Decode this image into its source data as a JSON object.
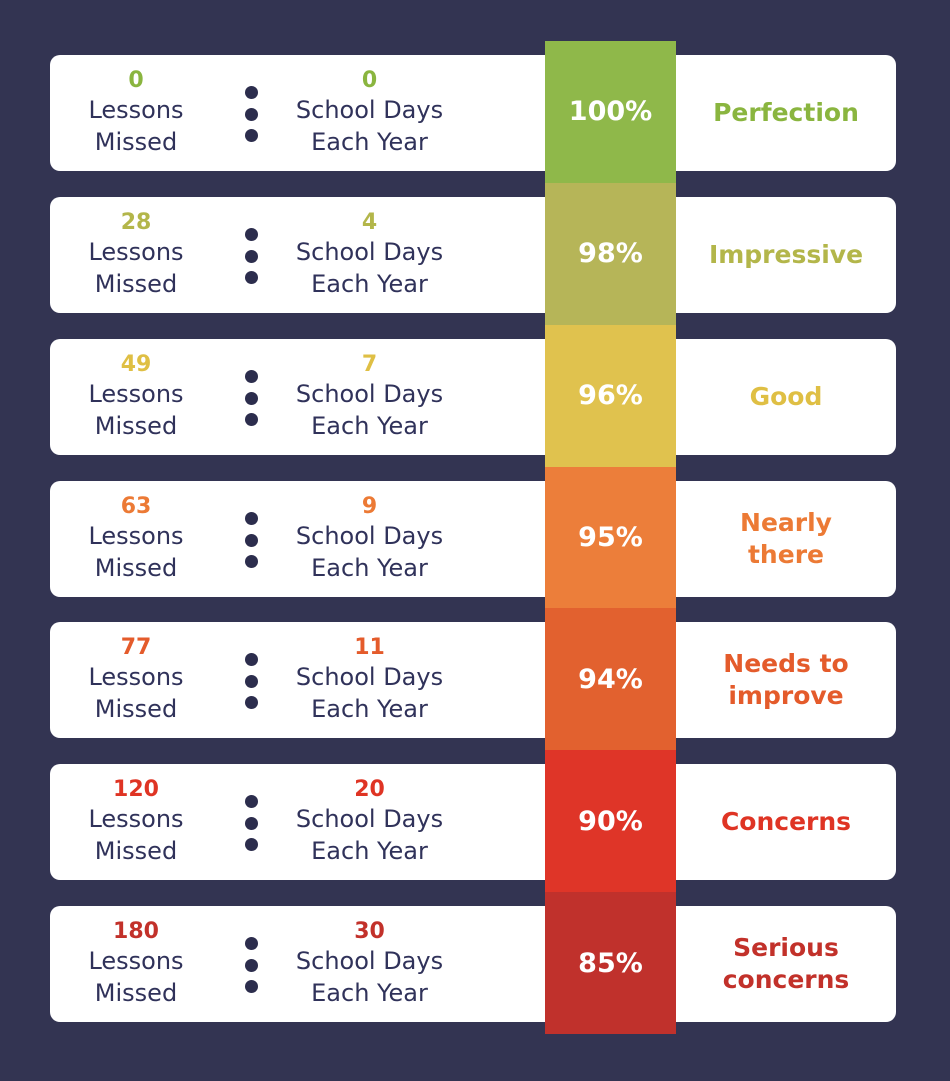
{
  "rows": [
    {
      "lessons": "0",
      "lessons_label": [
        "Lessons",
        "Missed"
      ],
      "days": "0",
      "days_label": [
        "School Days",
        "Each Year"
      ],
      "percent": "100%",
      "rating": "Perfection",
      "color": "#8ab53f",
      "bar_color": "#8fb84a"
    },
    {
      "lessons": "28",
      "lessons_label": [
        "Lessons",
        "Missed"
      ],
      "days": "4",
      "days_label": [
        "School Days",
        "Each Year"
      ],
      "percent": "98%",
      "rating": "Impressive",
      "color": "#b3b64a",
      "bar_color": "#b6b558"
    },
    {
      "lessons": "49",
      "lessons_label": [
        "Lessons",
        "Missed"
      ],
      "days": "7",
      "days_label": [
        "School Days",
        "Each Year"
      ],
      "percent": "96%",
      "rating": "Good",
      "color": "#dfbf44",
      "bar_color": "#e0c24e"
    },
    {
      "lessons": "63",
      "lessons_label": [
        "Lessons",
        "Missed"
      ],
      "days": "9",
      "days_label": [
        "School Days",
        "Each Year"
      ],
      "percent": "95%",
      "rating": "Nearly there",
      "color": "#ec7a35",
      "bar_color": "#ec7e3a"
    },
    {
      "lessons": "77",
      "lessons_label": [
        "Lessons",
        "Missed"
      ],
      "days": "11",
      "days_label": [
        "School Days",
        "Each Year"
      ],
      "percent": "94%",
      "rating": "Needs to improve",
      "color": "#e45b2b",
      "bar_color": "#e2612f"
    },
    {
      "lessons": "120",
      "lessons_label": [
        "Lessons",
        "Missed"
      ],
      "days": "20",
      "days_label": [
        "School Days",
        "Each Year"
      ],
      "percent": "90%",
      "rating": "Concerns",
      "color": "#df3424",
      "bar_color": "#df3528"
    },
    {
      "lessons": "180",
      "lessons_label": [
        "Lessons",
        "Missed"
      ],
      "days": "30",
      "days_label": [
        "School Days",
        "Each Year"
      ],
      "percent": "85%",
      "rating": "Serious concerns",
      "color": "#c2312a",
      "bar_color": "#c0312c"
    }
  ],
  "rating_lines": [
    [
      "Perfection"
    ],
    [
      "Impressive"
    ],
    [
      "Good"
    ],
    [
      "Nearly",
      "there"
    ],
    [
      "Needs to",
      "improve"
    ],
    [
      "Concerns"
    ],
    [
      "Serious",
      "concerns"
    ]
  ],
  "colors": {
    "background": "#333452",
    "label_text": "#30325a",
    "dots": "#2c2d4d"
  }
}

Work to do:
Do not include the images; transcribe the rest of the listing exactly.

Output:
Decode this image into its source data as a JSON object.
{
  "rows": [
    {
      "lessons": "0",
      "lessons_label": [
        "Lessons",
        "Missed"
      ],
      "days": "0",
      "days_label": [
        "School Days",
        "Each Year"
      ],
      "percent": "100%",
      "rating": "Perfection",
      "color": "#8ab53f",
      "bar_color": "#8fb84a"
    },
    {
      "lessons": "28",
      "lessons_label": [
        "Lessons",
        "Missed"
      ],
      "days": "4",
      "days_label": [
        "School Days",
        "Each Year"
      ],
      "percent": "98%",
      "rating": "Impressive",
      "color": "#b3b64a",
      "bar_color": "#b6b558"
    },
    {
      "lessons": "49",
      "lessons_label": [
        "Lessons",
        "Missed"
      ],
      "days": "7",
      "days_label": [
        "School Days",
        "Each Year"
      ],
      "percent": "96%",
      "rating": "Good",
      "color": "#dfbf44",
      "bar_color": "#e0c24e"
    },
    {
      "lessons": "63",
      "lessons_label": [
        "Lessons",
        "Missed"
      ],
      "days": "9",
      "days_label": [
        "School Days",
        "Each Year"
      ],
      "percent": "95%",
      "rating": "Nearly there",
      "color": "#ec7a35",
      "bar_color": "#ec7e3a"
    },
    {
      "lessons": "77",
      "lessons_label": [
        "Lessons",
        "Missed"
      ],
      "days": "11",
      "days_label": [
        "School Days",
        "Each Year"
      ],
      "percent": "94%",
      "rating": "Needs to improve",
      "color": "#e45b2b",
      "bar_color": "#e2612f"
    },
    {
      "lessons": "120",
      "lessons_label": [
        "Lessons",
        "Missed"
      ],
      "days": "20",
      "days_label": [
        "School Days",
        "Each Year"
      ],
      "percent": "90%",
      "rating": "Concerns",
      "color": "#df3424",
      "bar_color": "#df3528"
    },
    {
      "lessons": "180",
      "lessons_label": [
        "Lessons",
        "Missed"
      ],
      "days": "30",
      "days_label": [
        "School Days",
        "Each Year"
      ],
      "percent": "85%",
      "rating": "Serious concerns",
      "color": "#c2312a",
      "bar_color": "#c0312c"
    }
  ],
  "rating_lines": [
    [
      "Perfection"
    ],
    [
      "Impressive"
    ],
    [
      "Good"
    ],
    [
      "Nearly",
      "there"
    ],
    [
      "Needs to",
      "improve"
    ],
    [
      "Concerns"
    ],
    [
      "Serious",
      "concerns"
    ]
  ],
  "colors": {
    "background": "#333452",
    "label_text": "#30325a",
    "dots": "#2c2d4d"
  }
}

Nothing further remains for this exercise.